What is asked => Exclude the pictures and return every line exactly as written.

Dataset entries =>
--*--

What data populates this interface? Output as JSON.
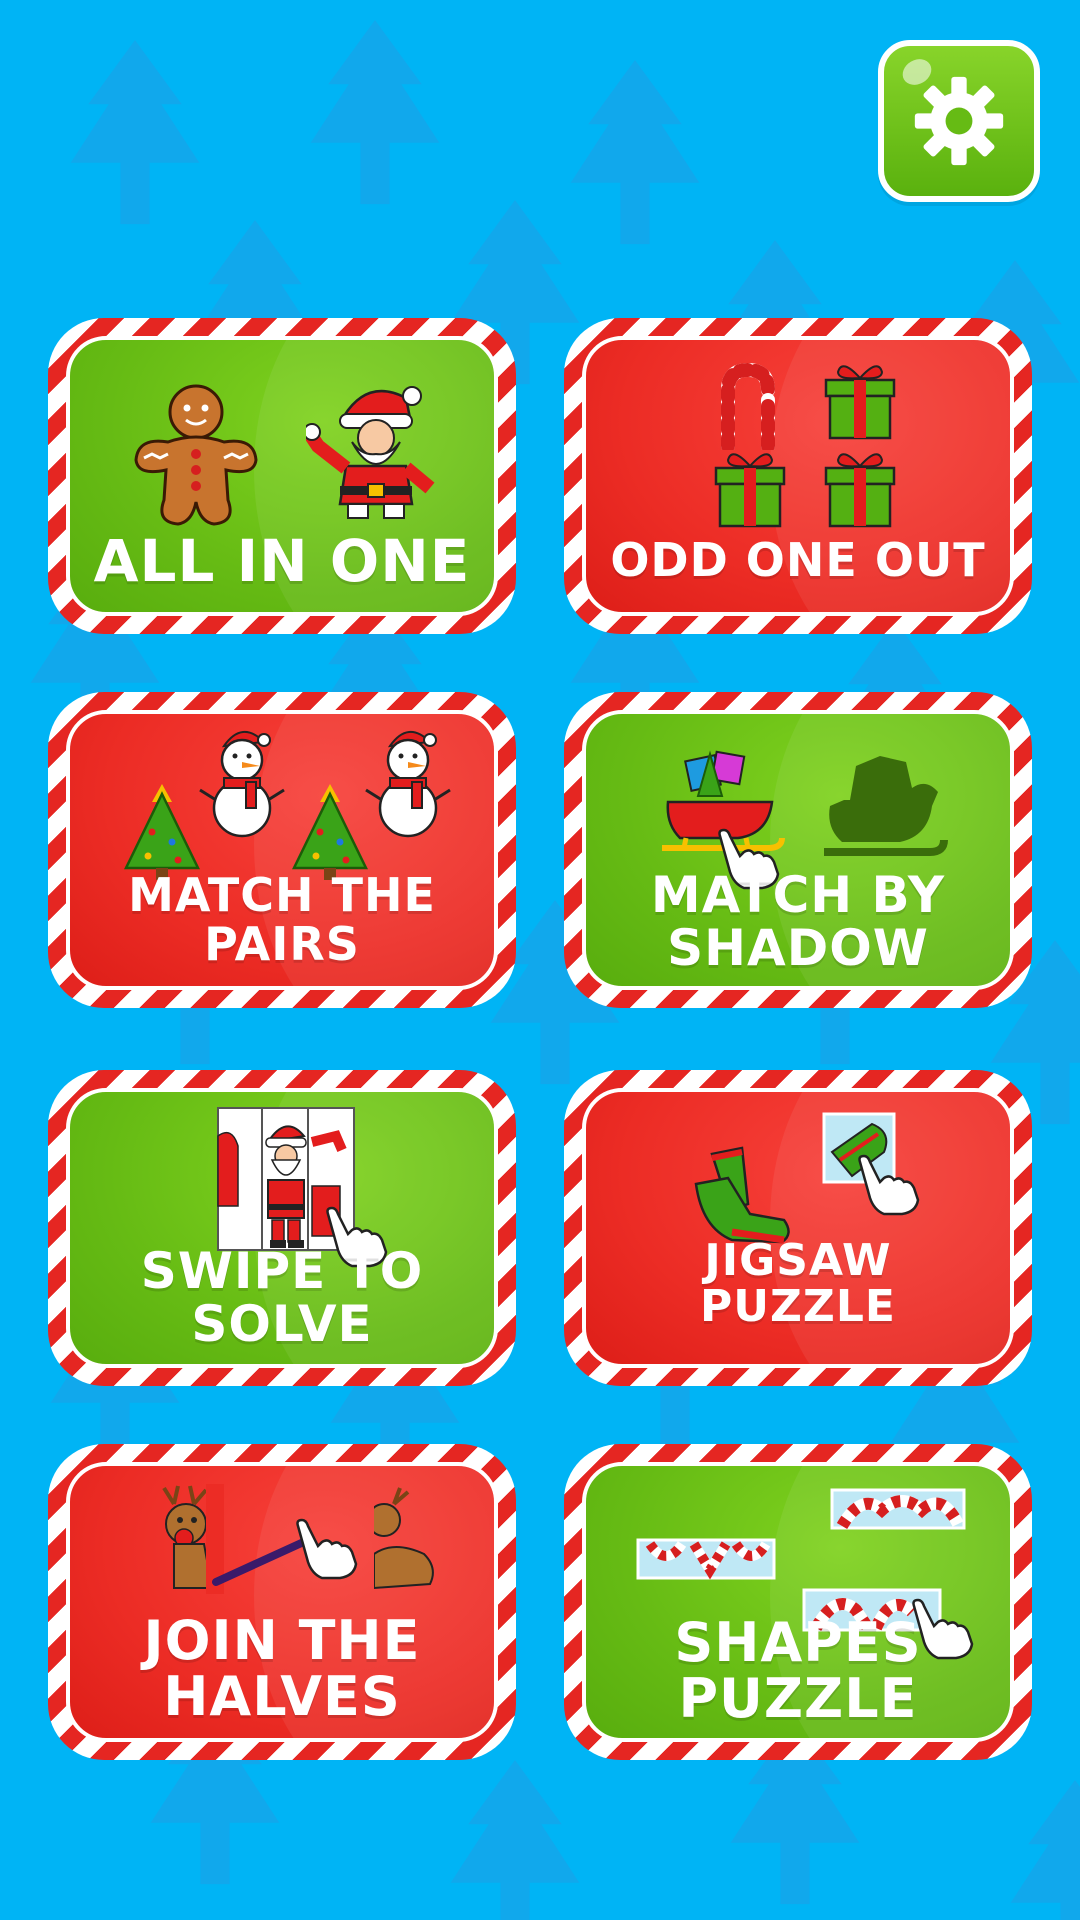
{
  "settings": {
    "icon": "gear-icon",
    "color": "#66bb14"
  },
  "modes": [
    {
      "id": "all-in-one",
      "label": "ALL IN ONE",
      "color": "green",
      "icons": [
        "gingerbread-man-icon",
        "santa-icon"
      ]
    },
    {
      "id": "odd-one-out",
      "label": "ODD ONE OUT",
      "color": "red",
      "icons": [
        "candy-cane-icon",
        "gift-box-icon"
      ]
    },
    {
      "id": "match-the-pairs",
      "label": "MATCH THE PAIRS",
      "color": "red",
      "icons": [
        "christmas-tree-icon",
        "snowman-icon"
      ]
    },
    {
      "id": "match-by-shadow",
      "label": "MATCH BY SHADOW",
      "color": "green",
      "icons": [
        "sleigh-icon",
        "sleigh-shadow-icon",
        "pointing-hand-icon"
      ]
    },
    {
      "id": "swipe-to-solve",
      "label": "SWIPE TO SOLVE",
      "color": "green",
      "icons": [
        "santa-tiles-icon",
        "pointing-hand-icon"
      ]
    },
    {
      "id": "jigsaw-puzzle",
      "label": "JIGSAW PUZZLE",
      "color": "red",
      "icons": [
        "mitten-icon",
        "puzzle-piece-icon",
        "pointing-hand-icon"
      ]
    },
    {
      "id": "join-the-halves",
      "label": "JOIN THE HALVES",
      "color": "red",
      "icons": [
        "reindeer-half-icon",
        "pointing-hand-icon"
      ]
    },
    {
      "id": "shapes-puzzle",
      "label": "SHAPES PUZZLE",
      "color": "green",
      "icons": [
        "candy-cane-shapes-icon",
        "pointing-hand-icon"
      ]
    }
  ],
  "colors": {
    "background": "#00b4f5",
    "green": "#66bb14",
    "red": "#ec2c25",
    "stripe": "#e52622"
  }
}
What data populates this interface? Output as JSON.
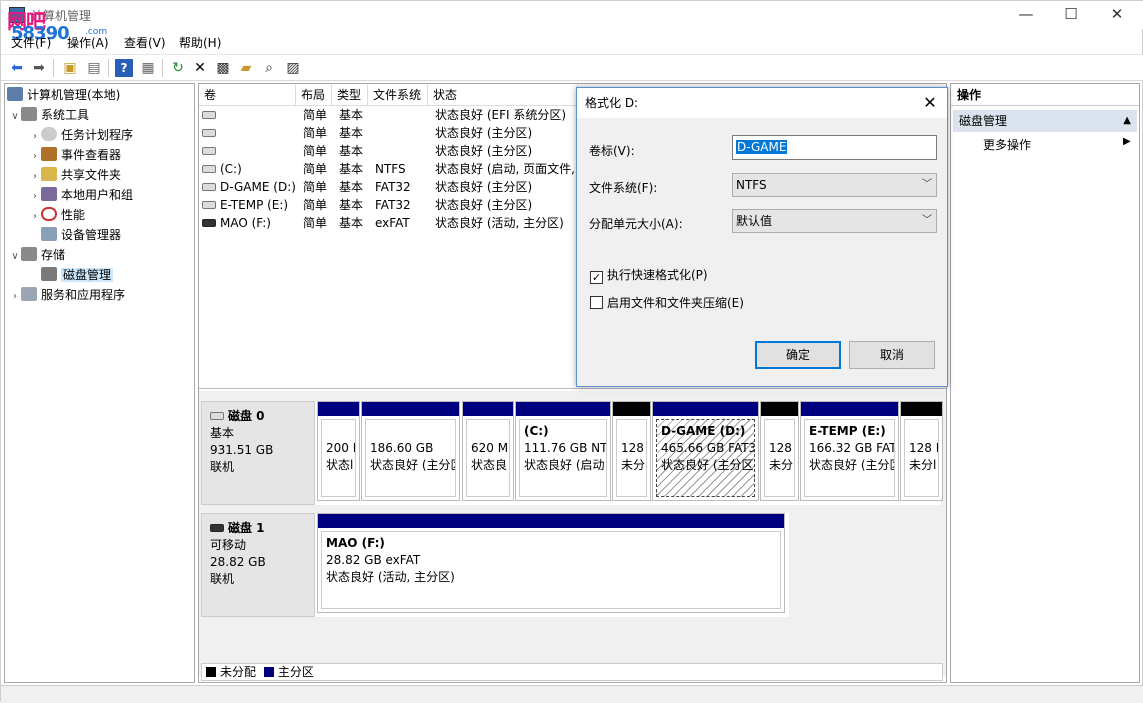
{
  "window": {
    "title": "计算机管理",
    "minimize": "—",
    "maximize": "☐",
    "close": "✕"
  },
  "watermark": {
    "line1": "网吧",
    "line2": "58390",
    "suffix": ".com"
  },
  "menus": [
    "文件(F)",
    "操作(A)",
    "查看(V)",
    "帮助(H)"
  ],
  "toolbar": {
    "back": "back-icon",
    "forward": "forward-icon",
    "up": "up-icon",
    "show_hide": "console-tree-icon",
    "help": "help-icon",
    "view": "view-icon",
    "refresh": "refresh-icon",
    "delete": "delete-icon",
    "properties": "properties-icon",
    "open": "open-icon",
    "search": "search-icon",
    "settings": "settings-icon"
  },
  "tree": {
    "root": "计算机管理(本地)",
    "system_tools": "系统工具",
    "task_scheduler": "任务计划程序",
    "event_viewer": "事件查看器",
    "shared_folders": "共享文件夹",
    "local_users": "本地用户和组",
    "performance": "性能",
    "device_manager": "设备管理器",
    "storage": "存储",
    "disk_management": "磁盘管理",
    "services_apps": "服务和应用程序"
  },
  "volume_list": {
    "headers": [
      "卷",
      "布局",
      "类型",
      "文件系统",
      "状态"
    ],
    "rows": [
      {
        "vol": "",
        "layout": "简单",
        "type": "基本",
        "fs": "",
        "status": "状态良好 (EFI 系统分区)"
      },
      {
        "vol": "",
        "layout": "简单",
        "type": "基本",
        "fs": "",
        "status": "状态良好 (主分区)"
      },
      {
        "vol": "",
        "layout": "简单",
        "type": "基本",
        "fs": "",
        "status": "状态良好 (主分区)"
      },
      {
        "vol": "(C:)",
        "layout": "简单",
        "type": "基本",
        "fs": "NTFS",
        "status": "状态良好 (启动, 页面文件,"
      },
      {
        "vol": "D-GAME (D:)",
        "layout": "简单",
        "type": "基本",
        "fs": "FAT32",
        "status": "状态良好 (主分区)"
      },
      {
        "vol": "E-TEMP (E:)",
        "layout": "简单",
        "type": "基本",
        "fs": "FAT32",
        "status": "状态良好 (主分区)"
      },
      {
        "vol": "MAO (F:)",
        "layout": "简单",
        "type": "基本",
        "fs": "exFAT",
        "status": "状态良好 (活动, 主分区)"
      }
    ]
  },
  "disk0": {
    "name": "磁盘 0",
    "kind": "基本",
    "size": "931.51 GB",
    "state": "联机",
    "parts": [
      {
        "l1": "",
        "l2": "200 I",
        "l3": "状态l"
      },
      {
        "l1": "",
        "l2": "186.60 GB",
        "l3": "状态良好 (主分区"
      },
      {
        "l1": "",
        "l2": "620 M",
        "l3": "状态良"
      },
      {
        "l1": "(C:)",
        "l2": "111.76 GB NT",
        "l3": "状态良好 (启动"
      },
      {
        "l1": "",
        "l2": "128",
        "l3": "未分"
      },
      {
        "l1": "D-GAME  (D:)",
        "l2": "465.66 GB FAT3",
        "l3": "状态良好 (主分区"
      },
      {
        "l1": "",
        "l2": "128",
        "l3": "未分"
      },
      {
        "l1": "E-TEMP  (E:)",
        "l2": "166.32 GB FAT",
        "l3": "状态良好 (主分区"
      },
      {
        "l1": "",
        "l2": "128 I",
        "l3": "未分l"
      }
    ]
  },
  "disk1": {
    "name": "磁盘 1",
    "kind": "可移动",
    "size": "28.82 GB",
    "state": "联机",
    "part": {
      "l1": "MAO  (F:)",
      "l2": "28.82 GB exFAT",
      "l3": "状态良好 (活动, 主分区)"
    }
  },
  "legend": {
    "unallocated": "未分配",
    "primary": "主分区",
    "unallocated_color": "#000000",
    "primary_color": "#00007f"
  },
  "actions": {
    "header": "操作",
    "section": "磁盘管理",
    "more": "更多操作"
  },
  "dialog": {
    "title": "格式化 D:",
    "label_volume": "卷标(V):",
    "volume_value": "D-GAME",
    "label_fs": "文件系统(F):",
    "fs_value": "NTFS",
    "label_alloc": "分配单元大小(A):",
    "alloc_value": "默认值",
    "quick_format": "执行快速格式化(P)",
    "quick_format_checked": true,
    "compression": "启用文件和文件夹压缩(E)",
    "compression_checked": false,
    "ok": "确定",
    "cancel": "取消"
  }
}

--*--

Finished answer =>
What data populates this interface? Output as JSON.
{
  "settings": {
    "icon": "gear-icon",
    "color": "#66bb14"
  },
  "modes": [
    {
      "id": "all-in-one",
      "label": "ALL IN ONE",
      "color": "green",
      "icons": [
        "gingerbread-man-icon",
        "santa-icon"
      ]
    },
    {
      "id": "odd-one-out",
      "label": "ODD ONE OUT",
      "color": "red",
      "icons": [
        "candy-cane-icon",
        "gift-box-icon"
      ]
    },
    {
      "id": "match-the-pairs",
      "label": "MATCH THE PAIRS",
      "color": "red",
      "icons": [
        "christmas-tree-icon",
        "snowman-icon"
      ]
    },
    {
      "id": "match-by-shadow",
      "label": "MATCH BY SHADOW",
      "color": "green",
      "icons": [
        "sleigh-icon",
        "sleigh-shadow-icon",
        "pointing-hand-icon"
      ]
    },
    {
      "id": "swipe-to-solve",
      "label": "SWIPE TO SOLVE",
      "color": "green",
      "icons": [
        "santa-tiles-icon",
        "pointing-hand-icon"
      ]
    },
    {
      "id": "jigsaw-puzzle",
      "label": "JIGSAW PUZZLE",
      "color": "red",
      "icons": [
        "mitten-icon",
        "puzzle-piece-icon",
        "pointing-hand-icon"
      ]
    },
    {
      "id": "join-the-halves",
      "label": "JOIN THE HALVES",
      "color": "red",
      "icons": [
        "reindeer-half-icon",
        "pointing-hand-icon"
      ]
    },
    {
      "id": "shapes-puzzle",
      "label": "SHAPES PUZZLE",
      "color": "green",
      "icons": [
        "candy-cane-shapes-icon",
        "pointing-hand-icon"
      ]
    }
  ],
  "colors": {
    "background": "#00b4f5",
    "green": "#66bb14",
    "red": "#ec2c25",
    "stripe": "#e52622"
  }
}
What data populates this interface? Output as JSON.
{
  "window": {
    "title": "计算机管理",
    "minimize": "—",
    "maximize": "☐",
    "close": "✕"
  },
  "watermark": {
    "line1": "网吧",
    "line2": "58390",
    "suffix": ".com"
  },
  "menus": [
    "文件(F)",
    "操作(A)",
    "查看(V)",
    "帮助(H)"
  ],
  "toolbar": {
    "back": "back-icon",
    "forward": "forward-icon",
    "up": "up-icon",
    "show_hide": "console-tree-icon",
    "help": "help-icon",
    "view": "view-icon",
    "refresh": "refresh-icon",
    "delete": "delete-icon",
    "properties": "properties-icon",
    "open": "open-icon",
    "search": "search-icon",
    "settings": "settings-icon"
  },
  "tree": {
    "root": "计算机管理(本地)",
    "system_tools": "系统工具",
    "task_scheduler": "任务计划程序",
    "event_viewer": "事件查看器",
    "shared_folders": "共享文件夹",
    "local_users": "本地用户和组",
    "performance": "性能",
    "device_manager": "设备管理器",
    "storage": "存储",
    "disk_management": "磁盘管理",
    "services_apps": "服务和应用程序"
  },
  "volume_list": {
    "headers": [
      "卷",
      "布局",
      "类型",
      "文件系统",
      "状态"
    ],
    "rows": [
      {
        "vol": "",
        "layout": "简单",
        "type": "基本",
        "fs": "",
        "status": "状态良好 (EFI 系统分区)"
      },
      {
        "vol": "",
        "layout": "简单",
        "type": "基本",
        "fs": "",
        "status": "状态良好 (主分区)"
      },
      {
        "vol": "",
        "layout": "简单",
        "type": "基本",
        "fs": "",
        "status": "状态良好 (主分区)"
      },
      {
        "vol": "(C:)",
        "layout": "简单",
        "type": "基本",
        "fs": "NTFS",
        "status": "状态良好 (启动, 页面文件,"
      },
      {
        "vol": "D-GAME (D:)",
        "layout": "简单",
        "type": "基本",
        "fs": "FAT32",
        "status": "状态良好 (主分区)"
      },
      {
        "vol": "E-TEMP (E:)",
        "layout": "简单",
        "type": "基本",
        "fs": "FAT32",
        "status": "状态良好 (主分区)"
      },
      {
        "vol": "MAO (F:)",
        "layout": "简单",
        "type": "基本",
        "fs": "exFAT",
        "status": "状态良好 (活动, 主分区)"
      }
    ]
  },
  "disk0": {
    "name": "磁盘 0",
    "kind": "基本",
    "size": "931.51 GB",
    "state": "联机",
    "parts": [
      {
        "l1": "",
        "l2": "200 I",
        "l3": "状态l"
      },
      {
        "l1": "",
        "l2": "186.60 GB",
        "l3": "状态良好 (主分区"
      },
      {
        "l1": "",
        "l2": "620 M",
        "l3": "状态良"
      },
      {
        "l1": "(C:)",
        "l2": "111.76 GB NT",
        "l3": "状态良好 (启动"
      },
      {
        "l1": "",
        "l2": "128",
        "l3": "未分"
      },
      {
        "l1": "D-GAME  (D:)",
        "l2": "465.66 GB FAT3",
        "l3": "状态良好 (主分区"
      },
      {
        "l1": "",
        "l2": "128",
        "l3": "未分"
      },
      {
        "l1": "E-TEMP  (E:)",
        "l2": "166.32 GB FAT",
        "l3": "状态良好 (主分区"
      },
      {
        "l1": "",
        "l2": "128 I",
        "l3": "未分l"
      }
    ]
  },
  "disk1": {
    "name": "磁盘 1",
    "kind": "可移动",
    "size": "28.82 GB",
    "state": "联机",
    "part": {
      "l1": "MAO  (F:)",
      "l2": "28.82 GB exFAT",
      "l3": "状态良好 (活动, 主分区)"
    }
  },
  "legend": {
    "unallocated": "未分配",
    "primary": "主分区",
    "unallocated_color": "#000000",
    "primary_color": "#00007f"
  },
  "actions": {
    "header": "操作",
    "section": "磁盘管理",
    "more": "更多操作"
  },
  "dialog": {
    "title": "格式化 D:",
    "label_volume": "卷标(V):",
    "volume_value": "D-GAME",
    "label_fs": "文件系统(F):",
    "fs_value": "NTFS",
    "label_alloc": "分配单元大小(A):",
    "alloc_value": "默认值",
    "quick_format": "执行快速格式化(P)",
    "quick_format_checked": true,
    "compression": "启用文件和文件夹压缩(E)",
    "compression_checked": false,
    "ok": "确定",
    "cancel": "取消"
  }
}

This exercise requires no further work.